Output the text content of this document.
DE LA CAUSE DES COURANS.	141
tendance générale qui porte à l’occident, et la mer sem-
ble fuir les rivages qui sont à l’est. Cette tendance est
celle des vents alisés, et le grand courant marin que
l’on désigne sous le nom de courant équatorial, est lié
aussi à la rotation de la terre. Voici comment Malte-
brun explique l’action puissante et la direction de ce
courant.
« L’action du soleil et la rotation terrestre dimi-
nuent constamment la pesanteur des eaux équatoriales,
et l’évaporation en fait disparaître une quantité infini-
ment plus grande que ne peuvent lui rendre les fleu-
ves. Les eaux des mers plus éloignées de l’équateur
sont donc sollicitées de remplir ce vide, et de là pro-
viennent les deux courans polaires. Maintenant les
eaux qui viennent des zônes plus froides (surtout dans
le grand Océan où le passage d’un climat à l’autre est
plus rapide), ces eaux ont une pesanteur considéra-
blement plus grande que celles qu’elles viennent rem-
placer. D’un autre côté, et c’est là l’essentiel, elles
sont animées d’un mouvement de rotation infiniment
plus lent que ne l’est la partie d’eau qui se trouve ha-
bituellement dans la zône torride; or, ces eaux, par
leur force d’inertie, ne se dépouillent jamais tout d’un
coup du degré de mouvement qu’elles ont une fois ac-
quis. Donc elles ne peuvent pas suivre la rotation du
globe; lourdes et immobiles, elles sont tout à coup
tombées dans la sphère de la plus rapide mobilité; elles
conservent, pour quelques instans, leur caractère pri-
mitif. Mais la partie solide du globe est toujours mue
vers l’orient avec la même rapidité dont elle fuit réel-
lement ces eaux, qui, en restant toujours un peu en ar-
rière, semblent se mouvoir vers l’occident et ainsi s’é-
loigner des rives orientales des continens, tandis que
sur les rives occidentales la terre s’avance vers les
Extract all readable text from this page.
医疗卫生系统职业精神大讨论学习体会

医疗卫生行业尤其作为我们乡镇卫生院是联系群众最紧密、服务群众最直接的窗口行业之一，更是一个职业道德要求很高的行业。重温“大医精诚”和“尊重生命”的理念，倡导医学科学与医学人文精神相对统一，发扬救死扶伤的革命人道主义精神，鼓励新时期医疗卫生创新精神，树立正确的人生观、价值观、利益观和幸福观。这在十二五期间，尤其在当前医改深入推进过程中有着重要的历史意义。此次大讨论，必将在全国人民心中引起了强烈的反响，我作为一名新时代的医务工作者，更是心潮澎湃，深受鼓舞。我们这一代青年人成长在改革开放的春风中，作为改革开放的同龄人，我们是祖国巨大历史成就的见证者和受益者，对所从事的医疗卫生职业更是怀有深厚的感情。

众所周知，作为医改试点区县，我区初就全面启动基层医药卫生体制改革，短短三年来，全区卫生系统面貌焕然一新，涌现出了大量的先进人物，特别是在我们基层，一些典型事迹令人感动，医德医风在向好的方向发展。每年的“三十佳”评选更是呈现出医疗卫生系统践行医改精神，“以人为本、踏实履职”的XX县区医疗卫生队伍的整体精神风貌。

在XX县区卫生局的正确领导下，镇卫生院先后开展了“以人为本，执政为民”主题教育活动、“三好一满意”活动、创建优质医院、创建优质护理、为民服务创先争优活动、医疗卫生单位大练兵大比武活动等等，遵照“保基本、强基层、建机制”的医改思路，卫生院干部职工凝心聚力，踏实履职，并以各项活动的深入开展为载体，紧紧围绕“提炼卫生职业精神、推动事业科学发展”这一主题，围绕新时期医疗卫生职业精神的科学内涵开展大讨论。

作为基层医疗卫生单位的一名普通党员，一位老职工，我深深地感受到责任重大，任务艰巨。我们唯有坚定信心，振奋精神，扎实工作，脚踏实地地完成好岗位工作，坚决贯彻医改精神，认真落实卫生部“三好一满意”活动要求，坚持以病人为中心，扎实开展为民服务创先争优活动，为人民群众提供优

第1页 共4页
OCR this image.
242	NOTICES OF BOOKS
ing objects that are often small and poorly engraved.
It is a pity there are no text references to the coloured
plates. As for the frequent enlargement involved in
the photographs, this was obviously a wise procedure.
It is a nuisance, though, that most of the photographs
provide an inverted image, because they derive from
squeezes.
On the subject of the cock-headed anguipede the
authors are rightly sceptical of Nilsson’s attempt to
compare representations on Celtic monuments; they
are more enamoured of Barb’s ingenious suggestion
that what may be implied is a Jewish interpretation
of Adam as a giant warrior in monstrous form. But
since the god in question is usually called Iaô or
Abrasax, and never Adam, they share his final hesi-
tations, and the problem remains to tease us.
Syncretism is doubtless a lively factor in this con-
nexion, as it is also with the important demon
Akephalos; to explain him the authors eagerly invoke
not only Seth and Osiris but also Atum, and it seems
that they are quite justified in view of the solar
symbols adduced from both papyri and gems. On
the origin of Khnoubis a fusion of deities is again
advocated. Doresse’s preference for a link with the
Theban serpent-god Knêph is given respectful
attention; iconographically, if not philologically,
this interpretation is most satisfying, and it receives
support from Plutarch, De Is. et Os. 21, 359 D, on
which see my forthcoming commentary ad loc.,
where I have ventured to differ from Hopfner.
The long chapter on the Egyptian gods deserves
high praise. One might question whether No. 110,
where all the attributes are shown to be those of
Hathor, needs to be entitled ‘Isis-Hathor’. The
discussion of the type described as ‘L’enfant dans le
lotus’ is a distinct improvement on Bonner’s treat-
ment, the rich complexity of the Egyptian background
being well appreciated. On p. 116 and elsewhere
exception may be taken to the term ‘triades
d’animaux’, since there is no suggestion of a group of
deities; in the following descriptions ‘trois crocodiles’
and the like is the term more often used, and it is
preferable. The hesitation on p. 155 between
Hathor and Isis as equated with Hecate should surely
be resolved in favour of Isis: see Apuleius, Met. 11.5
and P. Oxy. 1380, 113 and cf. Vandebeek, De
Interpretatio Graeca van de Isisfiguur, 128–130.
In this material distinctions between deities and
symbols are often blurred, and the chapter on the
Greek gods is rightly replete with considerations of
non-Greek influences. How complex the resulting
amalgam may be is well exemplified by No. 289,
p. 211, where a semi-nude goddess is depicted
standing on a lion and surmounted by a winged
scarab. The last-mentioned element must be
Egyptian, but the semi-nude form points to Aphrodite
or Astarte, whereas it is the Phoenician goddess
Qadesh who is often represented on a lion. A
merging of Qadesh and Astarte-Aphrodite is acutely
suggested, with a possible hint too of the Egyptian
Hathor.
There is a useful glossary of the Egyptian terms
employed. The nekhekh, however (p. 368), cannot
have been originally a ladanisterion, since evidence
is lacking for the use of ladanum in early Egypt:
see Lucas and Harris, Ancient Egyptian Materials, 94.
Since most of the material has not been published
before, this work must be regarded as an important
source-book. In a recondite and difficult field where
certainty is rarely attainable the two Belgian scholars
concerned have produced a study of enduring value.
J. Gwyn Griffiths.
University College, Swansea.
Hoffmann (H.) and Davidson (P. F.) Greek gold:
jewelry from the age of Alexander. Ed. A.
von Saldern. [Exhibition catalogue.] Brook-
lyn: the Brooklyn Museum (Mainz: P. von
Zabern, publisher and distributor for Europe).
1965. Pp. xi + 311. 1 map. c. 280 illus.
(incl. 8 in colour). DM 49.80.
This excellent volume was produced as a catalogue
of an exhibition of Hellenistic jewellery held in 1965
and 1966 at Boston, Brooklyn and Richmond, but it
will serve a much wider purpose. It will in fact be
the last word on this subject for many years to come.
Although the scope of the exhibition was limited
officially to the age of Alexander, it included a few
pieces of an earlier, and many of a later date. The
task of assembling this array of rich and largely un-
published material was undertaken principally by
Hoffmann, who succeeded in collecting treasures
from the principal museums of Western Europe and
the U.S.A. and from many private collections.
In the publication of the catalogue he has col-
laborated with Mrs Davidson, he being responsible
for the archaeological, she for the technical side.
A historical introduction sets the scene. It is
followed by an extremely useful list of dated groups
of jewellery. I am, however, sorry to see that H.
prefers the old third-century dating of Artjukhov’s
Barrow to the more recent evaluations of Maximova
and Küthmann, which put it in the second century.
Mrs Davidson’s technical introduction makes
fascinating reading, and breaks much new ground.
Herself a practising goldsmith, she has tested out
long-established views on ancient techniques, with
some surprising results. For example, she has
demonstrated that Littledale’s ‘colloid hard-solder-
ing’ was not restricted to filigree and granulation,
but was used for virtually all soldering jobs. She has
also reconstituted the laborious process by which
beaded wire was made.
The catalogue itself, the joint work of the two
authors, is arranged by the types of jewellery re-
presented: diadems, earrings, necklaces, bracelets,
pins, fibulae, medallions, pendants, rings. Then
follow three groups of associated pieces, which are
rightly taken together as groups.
--------------------------------
## Stated goal
Search the listing for the word "semi" and return each line that holds it.

## Written reply
p. 211, where a semi-nude goddess is depicted
Egyptian, but the semi-nude form points to Aphrodite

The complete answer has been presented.